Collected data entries

________________

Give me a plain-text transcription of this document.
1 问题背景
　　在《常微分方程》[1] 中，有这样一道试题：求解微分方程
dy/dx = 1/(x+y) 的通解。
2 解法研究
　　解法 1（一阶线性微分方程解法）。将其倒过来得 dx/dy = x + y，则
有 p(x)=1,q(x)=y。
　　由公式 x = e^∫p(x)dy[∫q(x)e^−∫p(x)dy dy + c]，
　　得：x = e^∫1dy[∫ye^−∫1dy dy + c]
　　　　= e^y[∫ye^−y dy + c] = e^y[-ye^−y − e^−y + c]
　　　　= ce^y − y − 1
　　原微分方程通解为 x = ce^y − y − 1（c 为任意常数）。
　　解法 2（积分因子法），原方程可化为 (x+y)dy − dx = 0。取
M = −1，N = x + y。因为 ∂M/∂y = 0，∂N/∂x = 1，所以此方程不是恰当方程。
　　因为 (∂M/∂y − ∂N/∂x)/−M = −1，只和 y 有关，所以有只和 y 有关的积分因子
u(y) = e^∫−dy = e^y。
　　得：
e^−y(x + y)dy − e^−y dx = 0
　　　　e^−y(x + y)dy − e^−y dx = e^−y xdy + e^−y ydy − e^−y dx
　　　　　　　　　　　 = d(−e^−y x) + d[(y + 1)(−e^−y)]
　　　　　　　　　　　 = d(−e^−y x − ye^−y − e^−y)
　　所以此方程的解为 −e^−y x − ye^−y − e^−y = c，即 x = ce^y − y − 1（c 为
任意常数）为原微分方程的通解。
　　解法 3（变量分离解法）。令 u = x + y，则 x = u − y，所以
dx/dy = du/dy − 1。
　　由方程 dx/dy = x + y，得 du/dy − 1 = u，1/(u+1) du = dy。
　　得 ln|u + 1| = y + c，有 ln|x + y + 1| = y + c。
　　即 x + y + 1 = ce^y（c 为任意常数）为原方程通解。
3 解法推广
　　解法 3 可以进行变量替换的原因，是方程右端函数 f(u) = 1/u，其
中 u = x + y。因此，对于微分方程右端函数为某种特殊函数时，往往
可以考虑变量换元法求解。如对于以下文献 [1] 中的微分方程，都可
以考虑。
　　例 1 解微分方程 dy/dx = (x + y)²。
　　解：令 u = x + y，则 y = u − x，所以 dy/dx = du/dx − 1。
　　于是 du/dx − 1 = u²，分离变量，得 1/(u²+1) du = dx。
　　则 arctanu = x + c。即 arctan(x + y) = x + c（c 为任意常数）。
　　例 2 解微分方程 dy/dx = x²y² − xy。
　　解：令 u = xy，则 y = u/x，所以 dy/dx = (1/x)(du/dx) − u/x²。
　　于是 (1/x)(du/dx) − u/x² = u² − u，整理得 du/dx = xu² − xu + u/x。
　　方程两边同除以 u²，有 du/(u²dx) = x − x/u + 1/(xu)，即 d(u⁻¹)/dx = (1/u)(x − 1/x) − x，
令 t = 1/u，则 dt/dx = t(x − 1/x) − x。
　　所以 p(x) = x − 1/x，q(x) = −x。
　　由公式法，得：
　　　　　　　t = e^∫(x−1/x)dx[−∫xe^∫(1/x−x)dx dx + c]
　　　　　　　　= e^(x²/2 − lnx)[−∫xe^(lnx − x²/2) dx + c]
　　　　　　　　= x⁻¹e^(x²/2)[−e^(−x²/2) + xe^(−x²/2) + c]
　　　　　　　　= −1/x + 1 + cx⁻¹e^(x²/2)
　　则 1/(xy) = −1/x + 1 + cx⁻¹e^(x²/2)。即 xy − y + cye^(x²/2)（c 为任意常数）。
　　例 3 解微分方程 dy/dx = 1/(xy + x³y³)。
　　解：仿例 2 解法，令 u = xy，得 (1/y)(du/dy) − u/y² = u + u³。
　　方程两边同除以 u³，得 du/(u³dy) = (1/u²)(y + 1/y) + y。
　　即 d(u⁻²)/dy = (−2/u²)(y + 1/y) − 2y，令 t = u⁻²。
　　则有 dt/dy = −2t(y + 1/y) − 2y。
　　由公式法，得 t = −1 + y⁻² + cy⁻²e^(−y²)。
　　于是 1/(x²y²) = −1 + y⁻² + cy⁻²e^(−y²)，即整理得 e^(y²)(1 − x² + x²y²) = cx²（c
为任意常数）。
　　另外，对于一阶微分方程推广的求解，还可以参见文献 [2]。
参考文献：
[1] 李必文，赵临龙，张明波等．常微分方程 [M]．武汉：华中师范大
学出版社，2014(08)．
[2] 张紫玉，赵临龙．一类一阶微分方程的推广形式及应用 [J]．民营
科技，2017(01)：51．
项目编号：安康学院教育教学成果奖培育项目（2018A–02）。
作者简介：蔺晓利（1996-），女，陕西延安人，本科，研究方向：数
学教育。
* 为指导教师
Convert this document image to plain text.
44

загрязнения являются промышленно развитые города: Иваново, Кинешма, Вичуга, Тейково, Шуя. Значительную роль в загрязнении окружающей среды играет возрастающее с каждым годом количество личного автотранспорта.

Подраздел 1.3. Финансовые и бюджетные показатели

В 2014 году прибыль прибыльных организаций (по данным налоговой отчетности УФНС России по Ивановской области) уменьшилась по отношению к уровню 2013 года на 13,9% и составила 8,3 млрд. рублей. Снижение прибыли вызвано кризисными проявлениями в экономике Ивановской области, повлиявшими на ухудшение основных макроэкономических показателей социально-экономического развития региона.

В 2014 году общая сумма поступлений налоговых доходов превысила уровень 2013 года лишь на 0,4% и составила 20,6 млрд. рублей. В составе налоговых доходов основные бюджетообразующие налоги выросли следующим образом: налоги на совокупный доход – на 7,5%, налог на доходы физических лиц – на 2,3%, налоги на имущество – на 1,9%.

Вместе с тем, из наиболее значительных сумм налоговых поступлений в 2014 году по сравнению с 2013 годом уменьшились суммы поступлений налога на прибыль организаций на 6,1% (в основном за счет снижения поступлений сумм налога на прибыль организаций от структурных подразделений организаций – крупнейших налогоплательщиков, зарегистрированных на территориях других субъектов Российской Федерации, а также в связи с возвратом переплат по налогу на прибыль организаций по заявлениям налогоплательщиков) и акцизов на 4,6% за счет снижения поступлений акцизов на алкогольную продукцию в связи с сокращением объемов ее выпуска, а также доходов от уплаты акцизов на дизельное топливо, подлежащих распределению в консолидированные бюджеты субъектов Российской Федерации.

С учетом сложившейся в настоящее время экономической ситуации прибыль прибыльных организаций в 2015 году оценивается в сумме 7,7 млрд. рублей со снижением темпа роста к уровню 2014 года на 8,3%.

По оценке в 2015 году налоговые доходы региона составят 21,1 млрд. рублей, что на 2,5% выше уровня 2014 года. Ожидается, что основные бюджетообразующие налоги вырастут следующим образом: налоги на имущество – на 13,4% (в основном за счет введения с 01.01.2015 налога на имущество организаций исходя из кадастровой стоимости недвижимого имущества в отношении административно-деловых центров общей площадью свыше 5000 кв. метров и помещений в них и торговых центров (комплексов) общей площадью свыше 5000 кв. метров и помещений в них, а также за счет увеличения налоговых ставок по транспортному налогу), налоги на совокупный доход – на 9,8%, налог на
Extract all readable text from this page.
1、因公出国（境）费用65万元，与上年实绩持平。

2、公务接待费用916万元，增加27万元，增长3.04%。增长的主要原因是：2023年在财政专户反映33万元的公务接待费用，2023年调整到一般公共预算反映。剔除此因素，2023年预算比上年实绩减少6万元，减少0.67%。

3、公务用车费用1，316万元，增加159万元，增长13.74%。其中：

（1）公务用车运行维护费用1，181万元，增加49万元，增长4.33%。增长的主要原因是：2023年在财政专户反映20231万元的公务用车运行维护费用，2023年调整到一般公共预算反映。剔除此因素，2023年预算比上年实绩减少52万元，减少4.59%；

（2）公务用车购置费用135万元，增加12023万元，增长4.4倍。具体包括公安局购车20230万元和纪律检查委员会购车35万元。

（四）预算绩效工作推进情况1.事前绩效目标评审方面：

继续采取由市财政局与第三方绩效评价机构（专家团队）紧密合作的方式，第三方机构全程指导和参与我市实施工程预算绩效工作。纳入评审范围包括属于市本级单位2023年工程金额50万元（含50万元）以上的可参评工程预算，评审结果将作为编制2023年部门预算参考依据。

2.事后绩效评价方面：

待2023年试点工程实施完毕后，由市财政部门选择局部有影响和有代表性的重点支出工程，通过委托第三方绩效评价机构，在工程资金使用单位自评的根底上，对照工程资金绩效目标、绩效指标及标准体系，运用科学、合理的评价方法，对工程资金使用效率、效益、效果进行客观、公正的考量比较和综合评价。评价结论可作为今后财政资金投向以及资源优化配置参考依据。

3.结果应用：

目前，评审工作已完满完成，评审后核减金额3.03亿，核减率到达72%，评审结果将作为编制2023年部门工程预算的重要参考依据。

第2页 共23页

________________

◆ Objective
Among the lines of the data, identify those with the word "прибыльных". Copy each of them.

◆ Task output
В 2014 году прибыль прибыльных организаций (по данным налоговой отчетности УФНС России по Ивановской области) уменьшилась по отношению к уровню 2013 года на 13,9% и составила 8,3 млрд. рублей. Снижение прибыли вызвано кризисными проявлениями в экономике Ивановской области, повлиявшими на ухудшение основных макроэкономических показателей социально-экономического развития региона.
С учетом сложившейся в настоящее время экономической ситуации прибыль прибыльных организаций в 2015 году оценивается в сумме 7,7 млрд. рублей со снижением темпа роста к уровню 2014 года на 8,3%.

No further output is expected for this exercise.